**EXERCISE REQUIREMENTS**
Can you quote the records below in full, word for word?

**MATERIAL TO PROCESS**
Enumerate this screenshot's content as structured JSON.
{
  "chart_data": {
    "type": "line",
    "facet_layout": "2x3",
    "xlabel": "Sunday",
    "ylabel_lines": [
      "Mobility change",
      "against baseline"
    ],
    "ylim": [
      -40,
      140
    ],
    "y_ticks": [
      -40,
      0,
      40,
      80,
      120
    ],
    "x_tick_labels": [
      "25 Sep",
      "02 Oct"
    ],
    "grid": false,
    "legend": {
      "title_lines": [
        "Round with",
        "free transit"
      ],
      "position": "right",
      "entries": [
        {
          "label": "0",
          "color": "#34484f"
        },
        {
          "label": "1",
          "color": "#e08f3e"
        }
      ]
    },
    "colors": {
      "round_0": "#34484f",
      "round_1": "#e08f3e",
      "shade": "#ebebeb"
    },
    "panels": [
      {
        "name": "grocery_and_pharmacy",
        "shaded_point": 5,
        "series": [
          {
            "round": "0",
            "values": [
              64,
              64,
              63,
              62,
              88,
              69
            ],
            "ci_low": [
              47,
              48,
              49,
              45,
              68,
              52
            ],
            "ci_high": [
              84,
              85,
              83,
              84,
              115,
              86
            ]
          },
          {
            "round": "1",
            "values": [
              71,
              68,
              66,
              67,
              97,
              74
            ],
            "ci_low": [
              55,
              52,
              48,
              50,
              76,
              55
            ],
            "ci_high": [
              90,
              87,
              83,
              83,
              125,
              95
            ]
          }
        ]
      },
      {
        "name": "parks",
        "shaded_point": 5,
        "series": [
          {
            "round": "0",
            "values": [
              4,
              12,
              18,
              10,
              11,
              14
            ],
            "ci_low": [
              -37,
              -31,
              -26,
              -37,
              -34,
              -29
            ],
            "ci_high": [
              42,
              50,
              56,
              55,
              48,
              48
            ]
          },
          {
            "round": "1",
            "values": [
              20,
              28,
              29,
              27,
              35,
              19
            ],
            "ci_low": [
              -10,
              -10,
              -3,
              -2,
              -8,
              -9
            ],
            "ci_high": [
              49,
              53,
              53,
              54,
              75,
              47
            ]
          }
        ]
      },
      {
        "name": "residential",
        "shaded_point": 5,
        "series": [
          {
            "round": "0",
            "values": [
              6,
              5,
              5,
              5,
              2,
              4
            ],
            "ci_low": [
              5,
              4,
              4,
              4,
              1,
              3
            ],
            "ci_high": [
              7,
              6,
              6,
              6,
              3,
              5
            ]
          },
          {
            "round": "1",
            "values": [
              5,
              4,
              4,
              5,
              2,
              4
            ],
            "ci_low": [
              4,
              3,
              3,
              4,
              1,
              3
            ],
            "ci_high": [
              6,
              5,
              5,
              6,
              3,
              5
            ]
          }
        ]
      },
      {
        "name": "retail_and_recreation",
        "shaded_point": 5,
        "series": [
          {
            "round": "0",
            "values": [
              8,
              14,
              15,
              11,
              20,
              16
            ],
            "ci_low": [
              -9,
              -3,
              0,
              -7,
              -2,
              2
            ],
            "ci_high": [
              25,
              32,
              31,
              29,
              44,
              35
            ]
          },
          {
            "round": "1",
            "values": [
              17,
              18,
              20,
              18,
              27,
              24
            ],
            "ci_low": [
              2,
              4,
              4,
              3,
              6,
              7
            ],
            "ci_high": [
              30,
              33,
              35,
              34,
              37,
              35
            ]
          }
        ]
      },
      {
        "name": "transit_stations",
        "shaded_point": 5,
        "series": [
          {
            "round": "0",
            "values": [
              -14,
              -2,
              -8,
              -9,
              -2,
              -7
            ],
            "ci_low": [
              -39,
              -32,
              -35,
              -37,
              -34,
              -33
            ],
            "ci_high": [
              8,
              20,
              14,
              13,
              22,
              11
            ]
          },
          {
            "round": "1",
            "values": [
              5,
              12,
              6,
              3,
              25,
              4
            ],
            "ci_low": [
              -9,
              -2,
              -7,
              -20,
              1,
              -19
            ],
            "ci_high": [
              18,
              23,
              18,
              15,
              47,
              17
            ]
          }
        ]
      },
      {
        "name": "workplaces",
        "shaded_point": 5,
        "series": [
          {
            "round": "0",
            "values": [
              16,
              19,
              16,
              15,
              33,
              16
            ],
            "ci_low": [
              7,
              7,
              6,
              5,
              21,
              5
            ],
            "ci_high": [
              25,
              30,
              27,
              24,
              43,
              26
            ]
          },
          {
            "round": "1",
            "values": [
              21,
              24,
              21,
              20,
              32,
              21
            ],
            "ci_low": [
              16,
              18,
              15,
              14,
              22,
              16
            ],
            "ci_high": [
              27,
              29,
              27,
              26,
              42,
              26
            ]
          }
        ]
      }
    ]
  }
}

**OUTPUT**
Enumerate this screenshot's content as structured JSON.
{
  "chart_data": {
    "type": "line",
    "facet_layout": "2x3",
    "xlabel": "Sunday",
    "ylabel_lines": [
      "Mobility change",
      "against baseline"
    ],
    "ylim": [
      -40,
      140
    ],
    "y_ticks": [
      -40,
      0,
      40,
      80,
      120
    ],
    "x_tick_labels": [
      "25 Sep",
      "02 Oct"
    ],
    "grid": false,
    "legend": {
      "title_lines": [
        "Round with",
        "free transit"
      ],
      "position": "right",
      "entries": [
        {
          "label": "0",
          "color": "#34484f"
        },
        {
          "label": "1",
          "color": "#e08f3e"
        }
      ]
    },
    "colors": {
      "round_0": "#34484f",
      "round_1": "#e08f3e",
      "shade": "#ebebeb"
    },
    "panels": [
      {
        "name": "grocery_and_pharmacy",
        "shaded_point": 5,
        "series": [
          {
            "round": "0",
            "values": [
              64,
              64,
              63,
              62,
              88,
              69
            ],
            "ci_low": [
              47,
              48,
              49,
              45,
              68,
              52
            ],
            "ci_high": [
              84,
              85,
              83,
              84,
              115,
              86
            ]
          },
          {
            "round": "1",
            "values": [
              71,
              68,
              66,
              67,
              97,
              74
            ],
            "ci_low": [
              55,
              52,
              48,
              50,
              76,
              55
            ],
            "ci_high": [
              90,
              87,
              83,
              83,
              125,
              95
            ]
          }
        ]
      },
      {
        "name": "parks",
        "shaded_point": 5,
        "series": [
          {
            "round": "0",
            "values": [
              4,
              12,
              18,
              10,
              11,
              14
            ],
            "ci_low": [
              -37,
              -31,
              -26,
              -37,
              -34,
              -29
            ],
            "ci_high": [
              42,
              50,
              56,
              55,
              48,
              48
            ]
          },
          {
            "round": "1",
            "values": [
              20,
              28,
              29,
              27,
              35,
              19
            ],
            "ci_low": [
              -10,
              -10,
              -3,
              -2,
              -8,
              -9
            ],
            "ci_high": [
              49,
              53,
              53,
              54,
              75,
              47
            ]
          }
        ]
      },
      {
        "name": "residential",
        "shaded_point": 5,
        "series": [
          {
            "round": "0",
            "values": [
              6,
              5,
              5,
              5,
              2,
              4
            ],
            "ci_low": [
              5,
              4,
              4,
              4,
              1,
              3
            ],
            "ci_high": [
              7,
              6,
              6,
              6,
              3,
              5
            ]
          },
          {
            "round": "1",
            "values": [
              5,
              4,
              4,
              5,
              2,
              4
            ],
            "ci_low": [
              4,
              3,
              3,
              4,
              1,
              3
            ],
            "ci_high": [
              6,
              5,
              5,
              6,
              3,
              5
            ]
          }
        ]
      },
      {
        "name": "retail_and_recreation",
        "shaded_point": 5,
        "series": [
          {
            "round": "0",
            "values": [
              8,
              14,
              15,
              11,
              20,
              16
            ],
            "ci_low": [
              -9,
              -3,
              0,
              -7,
              -2,
              2
            ],
            "ci_high": [
              25,
              32,
              31,
              29,
              44,
              35
            ]
          },
          {
            "round": "1",
            "values": [
              17,
              18,
              20,
              18,
              27,
              24
            ],
            "ci_low": [
              2,
              4,
              4,
              3,
              6,
              7
            ],
            "ci_high": [
              30,
              33,
              35,
              34,
              37,
              35
            ]
          }
        ]
      },
      {
        "name": "transit_stations",
        "shaded_point": 5,
        "series": [
          {
            "round": "0",
            "values": [
              -14,
              -2,
              -8,
              -9,
              -2,
              -7
            ],
            "ci_low": [
              -39,
              -32,
              -35,
              -37,
              -34,
              -33
            ],
            "ci_high": [
              8,
              20,
              14,
              13,
              22,
              11
            ]
          },
          {
            "round": "1",
            "values": [
              5,
              12,
              6,
              3,
              25,
              4
            ],
            "ci_low": [
              -9,
              -2,
              -7,
              -20,
              1,
              -19
            ],
            "ci_high": [
              18,
              23,
              18,
              15,
              47,
              17
            ]
          }
        ]
      },
      {
        "name": "workplaces",
        "shaded_point": 5,
        "series": [
          {
            "round": "0",
            "values": [
              16,
              19,
              16,
              15,
              33,
              16
            ],
            "ci_low": [
              7,
              7,
              6,
              5,
              21,
              5
            ],
            "ci_high": [
              25,
              30,
              27,
              24,
              43,
              26
            ]
          },
          {
            "round": "1",
            "values": [
              21,
              24,
              21,
              20,
              32,
              21
            ],
            "ci_low": [
              16,
              18,
              15,
              14,
              22,
              16
            ],
            "ci_high": [
              27,
              29,
              27,
              26,
              42,
              26
            ]
          }
        ]
      }
    ]
  }
}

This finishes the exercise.